Exercise input.

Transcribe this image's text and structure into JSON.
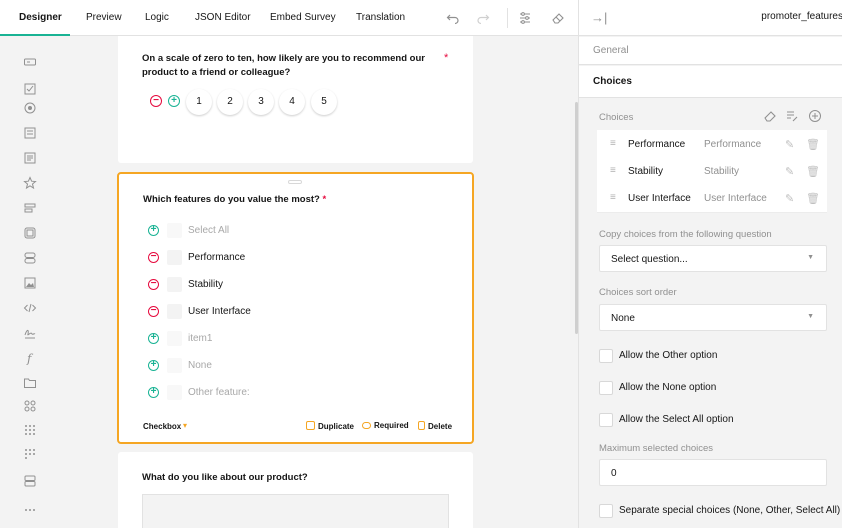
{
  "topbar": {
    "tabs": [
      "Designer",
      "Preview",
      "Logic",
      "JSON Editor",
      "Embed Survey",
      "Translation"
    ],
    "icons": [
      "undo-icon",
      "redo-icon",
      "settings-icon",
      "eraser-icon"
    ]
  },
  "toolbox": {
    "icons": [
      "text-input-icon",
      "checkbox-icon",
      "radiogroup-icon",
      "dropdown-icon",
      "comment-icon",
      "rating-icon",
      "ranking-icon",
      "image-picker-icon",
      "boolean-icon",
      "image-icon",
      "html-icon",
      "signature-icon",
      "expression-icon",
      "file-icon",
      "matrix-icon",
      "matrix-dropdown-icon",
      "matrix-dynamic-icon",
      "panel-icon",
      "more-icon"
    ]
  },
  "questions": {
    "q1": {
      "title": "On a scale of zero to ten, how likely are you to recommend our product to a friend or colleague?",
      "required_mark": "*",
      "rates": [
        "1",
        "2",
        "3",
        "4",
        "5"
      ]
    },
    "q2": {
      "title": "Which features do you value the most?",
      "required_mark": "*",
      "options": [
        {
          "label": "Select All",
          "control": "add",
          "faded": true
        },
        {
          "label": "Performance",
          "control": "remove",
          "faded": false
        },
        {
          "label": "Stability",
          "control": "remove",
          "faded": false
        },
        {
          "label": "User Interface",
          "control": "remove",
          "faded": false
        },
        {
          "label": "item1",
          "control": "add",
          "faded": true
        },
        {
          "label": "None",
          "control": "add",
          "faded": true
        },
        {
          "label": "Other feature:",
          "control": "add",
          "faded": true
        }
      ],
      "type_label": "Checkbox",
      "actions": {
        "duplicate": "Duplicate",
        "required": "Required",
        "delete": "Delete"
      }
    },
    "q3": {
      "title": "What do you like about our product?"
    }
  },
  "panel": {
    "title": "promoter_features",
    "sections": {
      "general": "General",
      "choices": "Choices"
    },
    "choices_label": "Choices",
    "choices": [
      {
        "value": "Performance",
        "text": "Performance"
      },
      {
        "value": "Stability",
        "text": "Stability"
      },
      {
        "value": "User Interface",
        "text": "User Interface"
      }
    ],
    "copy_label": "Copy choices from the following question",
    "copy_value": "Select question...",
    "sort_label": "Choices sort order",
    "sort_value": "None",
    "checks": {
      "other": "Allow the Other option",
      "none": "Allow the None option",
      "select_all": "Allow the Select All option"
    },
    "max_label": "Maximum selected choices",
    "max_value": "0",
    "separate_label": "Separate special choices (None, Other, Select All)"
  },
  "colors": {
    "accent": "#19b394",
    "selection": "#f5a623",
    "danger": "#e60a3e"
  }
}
--
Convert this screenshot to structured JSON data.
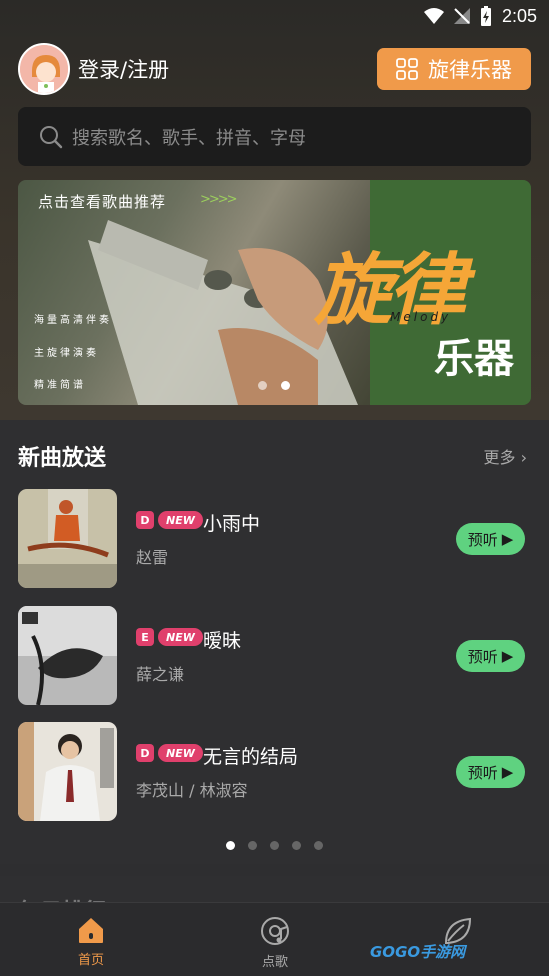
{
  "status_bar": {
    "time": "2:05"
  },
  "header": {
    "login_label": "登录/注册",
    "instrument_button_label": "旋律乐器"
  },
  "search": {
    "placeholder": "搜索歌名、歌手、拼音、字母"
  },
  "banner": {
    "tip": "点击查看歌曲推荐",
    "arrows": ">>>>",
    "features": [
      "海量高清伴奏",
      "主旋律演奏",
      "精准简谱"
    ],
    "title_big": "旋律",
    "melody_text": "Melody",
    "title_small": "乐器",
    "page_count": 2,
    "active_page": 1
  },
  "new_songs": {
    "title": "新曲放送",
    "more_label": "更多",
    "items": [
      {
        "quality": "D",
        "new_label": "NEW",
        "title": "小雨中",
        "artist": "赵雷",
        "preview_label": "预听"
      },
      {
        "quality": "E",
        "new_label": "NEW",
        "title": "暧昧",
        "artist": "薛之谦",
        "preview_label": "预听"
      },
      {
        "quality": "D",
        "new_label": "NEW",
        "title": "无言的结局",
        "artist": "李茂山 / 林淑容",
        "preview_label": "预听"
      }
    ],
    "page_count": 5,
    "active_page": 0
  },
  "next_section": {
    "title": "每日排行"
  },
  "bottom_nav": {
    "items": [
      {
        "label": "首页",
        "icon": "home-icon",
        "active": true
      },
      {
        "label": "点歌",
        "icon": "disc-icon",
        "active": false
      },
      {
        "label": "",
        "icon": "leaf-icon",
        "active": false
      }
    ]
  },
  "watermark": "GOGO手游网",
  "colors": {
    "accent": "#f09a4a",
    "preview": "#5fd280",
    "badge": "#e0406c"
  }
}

What needs to be done.
Show every line from the entries above in which the word "JSON" appears.

Result below.
Transcribe this image's text and structure into JSON.
      "JSON Editor",
Convert this screenshot to structured JSON data.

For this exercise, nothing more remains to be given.